WHAT TO PRODUCE>
Sift the listing for lines that hold the string "automatically" and pull them out.

(Data records)

+-------+

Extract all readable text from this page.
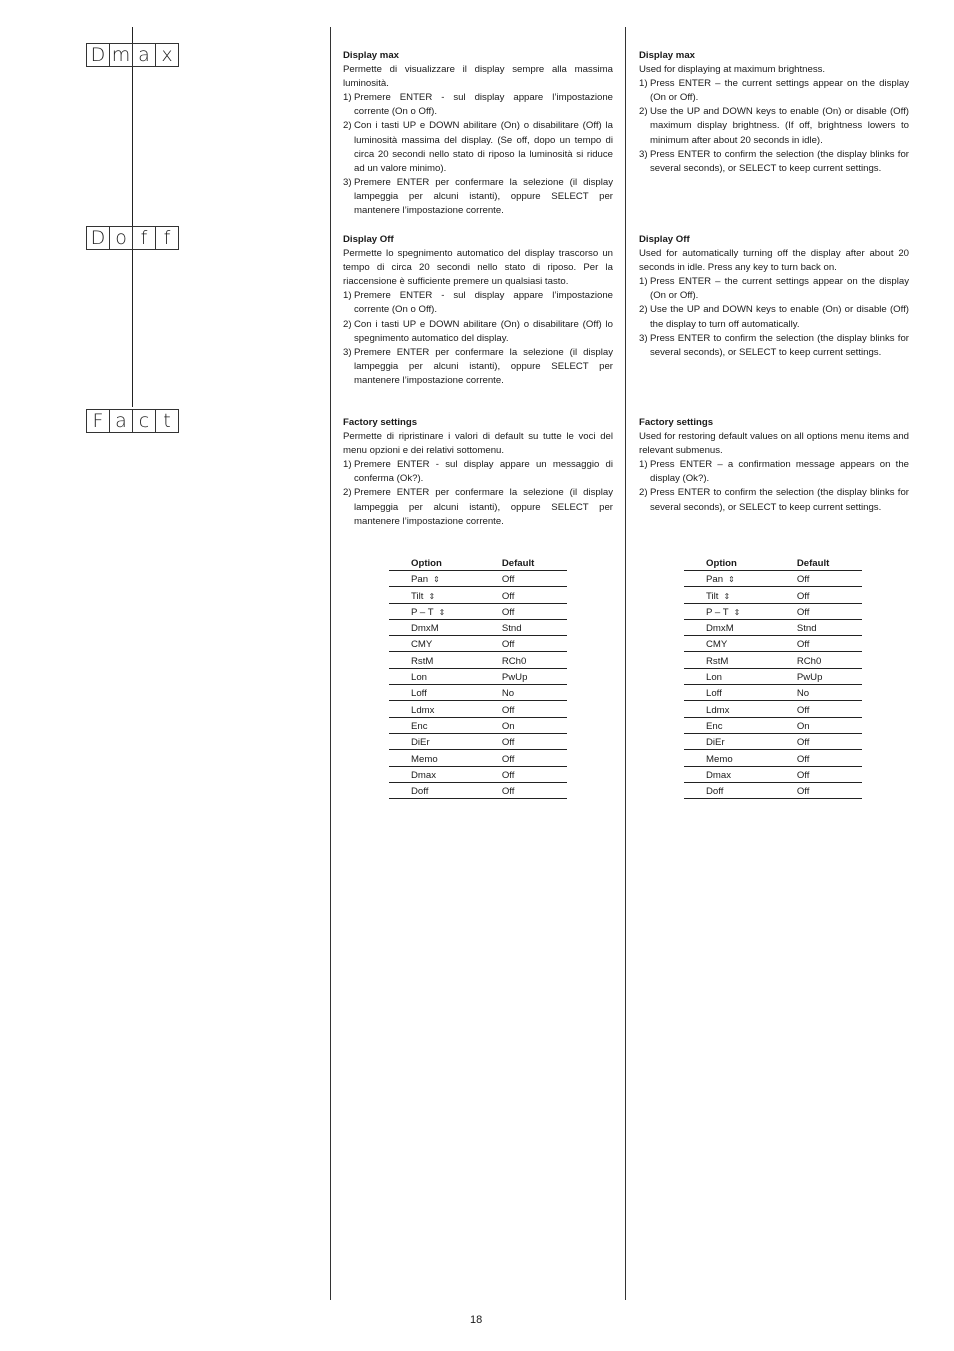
D m a x
D o f f
F a c t
Display max

Permette di visualizzare il display sempre alla massima luminosità.

1) Premere ENTER - sul display appare l’impostazione corrente (On o Off).
2) Con i tasti UP e DOWN abilitare (On) o disabilitare (Off) la luminosità massima del display. (Se off, dopo un tempo di circa 20 secondi nello stato di riposo la luminosità si riduce ad un valore minimo).
3) Premere ENTER per confermare la selezione (il display lampeggia per alcuni istanti), oppure SELECT per mantenere l’impostazione corrente.
Display Off

Permette lo spegnimento automatico del display trascorso un tempo di circa 20 secondi nello stato di riposo. Per la riaccensione è sufficiente premere un qualsiasi tasto.

1) Premere ENTER - sul display appare l’impostazione corrente (On o Off).
2) Con i tasti UP e DOWN abilitare (On) o disabilitare (Off) lo spegnimento automatico del display.
3) Premere ENTER per confermare la selezione (il display lampeggia per alcuni istanti), oppure SELECT per mantenere l’impostazione corrente.
Factory settings

Permette di ripristinare i valori di default su tutte le voci del menu opzioni e dei relativi sottomenu.

1) Premere ENTER - sul display appare un messaggio di conferma (Ok?).
2) Premere ENTER per confermare la selezione (il display lampeggia per alcuni istanti), oppure SELECT per mantenere l’impostazione corrente.
Display max

Used for displaying at maximum brightness.

1) Press ENTER – the current settings appear on the display (On or Off).
2) Use the UP and DOWN keys to enable (On) or disable (Off) maximum display brightness. (If off, brightness lowers to minimum after about 20 seconds in idle).
3) Press ENTER to confirm the selection (the display blinks for several seconds), or SELECT to keep current settings.
Display Off

Used for automatically turning off the display after about 20 seconds in idle. Press any key to turn back on.

1) Press ENTER – the current settings appear on the display (On or Off).
2) Use the UP and DOWN keys to enable (On) or disable (Off) the display to turn off automatically.
3) Press ENTER to confirm the selection (the display blinks for several seconds), or SELECT to keep current settings.
Factory settings

Used for restoring default values on all options menu items and relevant submenus.

1) Press ENTER – a confirmation message appears on the display (Ok?).
2) Press ENTER to confirm the selection (the display blinks for several seconds), or SELECT to keep current settings.
Option	Default
Pan ⇕	Off
Tilt ⇕	Off
P – T ⇕	Off
DmxM	Stnd
CMY	Off
RstM	RCh0
Lon	PwUp
Loff	No
Ldmx	Off
Enc	On
DiEr	Off
Memo	Off
Dmax	Off
Doff	Off
Option	Default
Pan ⇕	Off
Tilt ⇕	Off
P – T ⇕	Off
DmxM	Stnd
CMY	Off
RstM	RCh0
Lon	PwUp
Loff	No
Ldmx	Off
Enc	On
DiEr	Off
Memo	Off
Dmax	Off
Doff	Off
18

+-------+

SOLUTION FOR THIS TASK>
Used for automatically turning off the display after about 20 seconds in idle. Press any key to turn back on.
2) Use the UP and DOWN keys to enable (On) or disable (Off) the display to turn off automatically.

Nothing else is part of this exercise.